-- Begin Data supplied --

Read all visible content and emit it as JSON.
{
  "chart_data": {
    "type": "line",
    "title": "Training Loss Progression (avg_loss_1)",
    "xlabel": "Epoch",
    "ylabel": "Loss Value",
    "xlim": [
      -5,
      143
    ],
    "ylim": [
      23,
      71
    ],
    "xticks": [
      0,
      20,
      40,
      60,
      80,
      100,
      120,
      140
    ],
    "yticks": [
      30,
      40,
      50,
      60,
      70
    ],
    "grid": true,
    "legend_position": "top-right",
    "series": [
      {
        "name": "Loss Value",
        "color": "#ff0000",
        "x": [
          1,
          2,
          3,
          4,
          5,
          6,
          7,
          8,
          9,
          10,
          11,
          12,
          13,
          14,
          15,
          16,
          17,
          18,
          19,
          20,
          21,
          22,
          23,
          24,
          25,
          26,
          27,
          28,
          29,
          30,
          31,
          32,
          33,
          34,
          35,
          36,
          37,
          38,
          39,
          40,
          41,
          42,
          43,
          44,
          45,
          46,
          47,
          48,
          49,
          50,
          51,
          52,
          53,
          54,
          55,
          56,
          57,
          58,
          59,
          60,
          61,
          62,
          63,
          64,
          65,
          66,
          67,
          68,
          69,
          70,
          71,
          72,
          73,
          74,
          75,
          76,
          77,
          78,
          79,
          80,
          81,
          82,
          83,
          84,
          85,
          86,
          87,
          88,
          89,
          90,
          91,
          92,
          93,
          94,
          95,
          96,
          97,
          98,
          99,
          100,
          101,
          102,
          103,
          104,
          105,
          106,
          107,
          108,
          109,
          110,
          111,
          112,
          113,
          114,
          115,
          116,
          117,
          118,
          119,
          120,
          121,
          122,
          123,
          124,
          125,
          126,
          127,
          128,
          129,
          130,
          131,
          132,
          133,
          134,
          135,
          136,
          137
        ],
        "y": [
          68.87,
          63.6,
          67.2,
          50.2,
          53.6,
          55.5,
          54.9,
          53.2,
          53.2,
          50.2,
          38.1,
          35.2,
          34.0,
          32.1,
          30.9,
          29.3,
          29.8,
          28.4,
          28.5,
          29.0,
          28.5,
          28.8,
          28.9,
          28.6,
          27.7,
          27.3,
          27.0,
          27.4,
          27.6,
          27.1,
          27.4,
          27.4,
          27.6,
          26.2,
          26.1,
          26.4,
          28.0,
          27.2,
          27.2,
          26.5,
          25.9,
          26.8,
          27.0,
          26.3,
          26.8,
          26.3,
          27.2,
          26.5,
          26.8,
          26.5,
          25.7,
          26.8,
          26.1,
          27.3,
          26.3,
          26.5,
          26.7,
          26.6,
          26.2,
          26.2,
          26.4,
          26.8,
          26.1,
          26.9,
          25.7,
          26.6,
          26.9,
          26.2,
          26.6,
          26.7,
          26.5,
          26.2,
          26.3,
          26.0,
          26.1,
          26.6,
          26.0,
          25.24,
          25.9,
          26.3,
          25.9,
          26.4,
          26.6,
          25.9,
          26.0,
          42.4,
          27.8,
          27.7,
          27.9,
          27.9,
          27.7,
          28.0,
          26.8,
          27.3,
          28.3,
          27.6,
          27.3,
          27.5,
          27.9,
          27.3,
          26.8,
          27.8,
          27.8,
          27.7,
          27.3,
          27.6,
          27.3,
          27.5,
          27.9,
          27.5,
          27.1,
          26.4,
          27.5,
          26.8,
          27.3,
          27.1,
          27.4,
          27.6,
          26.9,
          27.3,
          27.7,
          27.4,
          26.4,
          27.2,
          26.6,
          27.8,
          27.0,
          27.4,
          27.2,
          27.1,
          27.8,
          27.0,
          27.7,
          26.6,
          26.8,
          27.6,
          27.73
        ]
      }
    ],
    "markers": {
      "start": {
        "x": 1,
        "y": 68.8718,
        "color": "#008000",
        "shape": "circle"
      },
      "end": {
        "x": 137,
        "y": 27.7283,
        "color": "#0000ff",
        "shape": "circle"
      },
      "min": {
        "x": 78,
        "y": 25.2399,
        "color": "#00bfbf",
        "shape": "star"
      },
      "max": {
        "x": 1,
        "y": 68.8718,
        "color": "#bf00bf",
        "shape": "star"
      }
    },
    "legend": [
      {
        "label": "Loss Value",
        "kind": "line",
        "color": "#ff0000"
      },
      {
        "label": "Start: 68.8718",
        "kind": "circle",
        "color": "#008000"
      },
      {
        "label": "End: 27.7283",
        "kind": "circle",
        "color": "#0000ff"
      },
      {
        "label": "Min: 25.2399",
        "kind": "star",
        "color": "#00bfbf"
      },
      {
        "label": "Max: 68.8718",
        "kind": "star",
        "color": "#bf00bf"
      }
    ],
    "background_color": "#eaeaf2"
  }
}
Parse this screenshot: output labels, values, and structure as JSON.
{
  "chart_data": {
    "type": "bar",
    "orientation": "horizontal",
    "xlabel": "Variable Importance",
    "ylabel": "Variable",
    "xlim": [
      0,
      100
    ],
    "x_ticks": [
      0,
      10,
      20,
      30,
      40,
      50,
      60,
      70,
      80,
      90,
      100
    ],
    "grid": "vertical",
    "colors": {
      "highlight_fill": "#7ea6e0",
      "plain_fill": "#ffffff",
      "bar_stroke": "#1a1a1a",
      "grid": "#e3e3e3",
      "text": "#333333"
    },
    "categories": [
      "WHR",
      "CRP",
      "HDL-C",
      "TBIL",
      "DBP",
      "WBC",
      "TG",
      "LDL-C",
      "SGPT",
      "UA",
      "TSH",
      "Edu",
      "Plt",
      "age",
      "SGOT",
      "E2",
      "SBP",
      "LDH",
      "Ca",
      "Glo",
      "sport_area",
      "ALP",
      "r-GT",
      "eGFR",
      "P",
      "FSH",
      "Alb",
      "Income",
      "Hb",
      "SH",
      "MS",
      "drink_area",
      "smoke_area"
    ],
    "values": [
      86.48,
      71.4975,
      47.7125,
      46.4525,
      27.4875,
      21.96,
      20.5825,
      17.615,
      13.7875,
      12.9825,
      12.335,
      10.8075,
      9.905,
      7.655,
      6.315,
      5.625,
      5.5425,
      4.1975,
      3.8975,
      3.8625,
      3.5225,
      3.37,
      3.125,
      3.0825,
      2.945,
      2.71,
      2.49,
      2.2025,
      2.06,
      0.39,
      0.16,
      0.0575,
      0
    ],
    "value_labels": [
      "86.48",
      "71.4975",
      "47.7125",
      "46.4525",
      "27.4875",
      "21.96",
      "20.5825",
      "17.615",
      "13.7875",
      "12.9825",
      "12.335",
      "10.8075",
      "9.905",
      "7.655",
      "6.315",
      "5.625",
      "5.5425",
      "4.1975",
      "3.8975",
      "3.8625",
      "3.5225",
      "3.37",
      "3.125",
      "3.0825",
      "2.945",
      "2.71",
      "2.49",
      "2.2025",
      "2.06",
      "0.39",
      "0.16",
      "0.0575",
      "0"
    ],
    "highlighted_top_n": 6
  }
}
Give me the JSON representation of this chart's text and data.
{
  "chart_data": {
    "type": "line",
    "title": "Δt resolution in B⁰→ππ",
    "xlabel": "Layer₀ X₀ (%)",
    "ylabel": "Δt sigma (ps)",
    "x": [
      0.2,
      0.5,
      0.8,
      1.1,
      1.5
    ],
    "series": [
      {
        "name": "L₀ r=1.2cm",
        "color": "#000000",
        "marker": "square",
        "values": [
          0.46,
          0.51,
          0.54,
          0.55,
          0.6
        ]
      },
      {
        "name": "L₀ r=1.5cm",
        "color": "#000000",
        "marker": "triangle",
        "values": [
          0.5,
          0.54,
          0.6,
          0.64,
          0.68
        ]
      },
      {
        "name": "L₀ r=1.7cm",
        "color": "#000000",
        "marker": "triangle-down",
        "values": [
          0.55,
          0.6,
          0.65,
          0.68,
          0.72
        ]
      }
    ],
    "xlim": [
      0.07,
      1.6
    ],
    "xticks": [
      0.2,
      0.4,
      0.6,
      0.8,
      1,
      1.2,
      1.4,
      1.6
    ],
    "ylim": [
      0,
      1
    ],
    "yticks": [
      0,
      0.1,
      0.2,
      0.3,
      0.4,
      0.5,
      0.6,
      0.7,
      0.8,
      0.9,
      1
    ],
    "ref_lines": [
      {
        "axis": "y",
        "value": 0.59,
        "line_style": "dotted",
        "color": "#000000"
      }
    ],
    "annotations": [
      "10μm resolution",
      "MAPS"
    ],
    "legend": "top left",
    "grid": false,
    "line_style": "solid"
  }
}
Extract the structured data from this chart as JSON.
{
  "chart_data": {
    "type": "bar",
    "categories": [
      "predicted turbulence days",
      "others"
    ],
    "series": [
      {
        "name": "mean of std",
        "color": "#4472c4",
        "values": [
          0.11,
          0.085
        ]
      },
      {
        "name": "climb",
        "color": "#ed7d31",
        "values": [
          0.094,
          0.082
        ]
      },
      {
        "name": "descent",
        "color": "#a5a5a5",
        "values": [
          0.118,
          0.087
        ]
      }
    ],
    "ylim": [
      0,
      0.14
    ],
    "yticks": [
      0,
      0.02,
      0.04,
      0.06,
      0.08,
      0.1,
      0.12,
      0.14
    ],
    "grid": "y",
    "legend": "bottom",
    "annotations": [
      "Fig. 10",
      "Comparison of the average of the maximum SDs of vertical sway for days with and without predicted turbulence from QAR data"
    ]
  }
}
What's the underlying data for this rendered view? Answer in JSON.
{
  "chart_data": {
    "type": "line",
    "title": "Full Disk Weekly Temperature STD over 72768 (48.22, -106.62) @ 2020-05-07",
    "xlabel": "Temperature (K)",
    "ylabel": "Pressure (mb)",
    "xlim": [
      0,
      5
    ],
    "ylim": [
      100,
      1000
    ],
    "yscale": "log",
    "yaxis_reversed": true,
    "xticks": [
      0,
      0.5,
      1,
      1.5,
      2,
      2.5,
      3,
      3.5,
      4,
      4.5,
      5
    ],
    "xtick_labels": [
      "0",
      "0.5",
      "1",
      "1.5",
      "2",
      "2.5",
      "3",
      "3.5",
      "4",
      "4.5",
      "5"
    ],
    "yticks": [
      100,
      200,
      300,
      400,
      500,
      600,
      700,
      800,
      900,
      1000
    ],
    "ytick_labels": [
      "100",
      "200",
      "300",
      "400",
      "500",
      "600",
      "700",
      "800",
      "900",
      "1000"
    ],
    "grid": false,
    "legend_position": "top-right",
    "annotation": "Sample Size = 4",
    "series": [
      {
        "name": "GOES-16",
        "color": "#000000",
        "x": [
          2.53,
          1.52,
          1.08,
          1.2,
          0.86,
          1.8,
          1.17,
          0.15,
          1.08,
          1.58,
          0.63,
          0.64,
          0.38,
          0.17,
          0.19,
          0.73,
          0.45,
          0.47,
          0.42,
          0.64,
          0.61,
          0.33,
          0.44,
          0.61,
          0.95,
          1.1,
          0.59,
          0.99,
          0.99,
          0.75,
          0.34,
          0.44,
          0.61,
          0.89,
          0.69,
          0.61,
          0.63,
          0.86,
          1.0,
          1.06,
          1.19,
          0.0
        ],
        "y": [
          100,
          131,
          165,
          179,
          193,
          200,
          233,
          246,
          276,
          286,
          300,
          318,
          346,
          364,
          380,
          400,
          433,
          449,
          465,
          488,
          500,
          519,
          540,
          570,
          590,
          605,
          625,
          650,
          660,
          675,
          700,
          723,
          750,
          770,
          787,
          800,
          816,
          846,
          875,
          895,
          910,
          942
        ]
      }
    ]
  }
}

-- End Data supplied --

Track down every line of the material containing the string "resolution", and copy it.

    "title": "Δt resolution in B⁰→ππ",
      "10μm resolution",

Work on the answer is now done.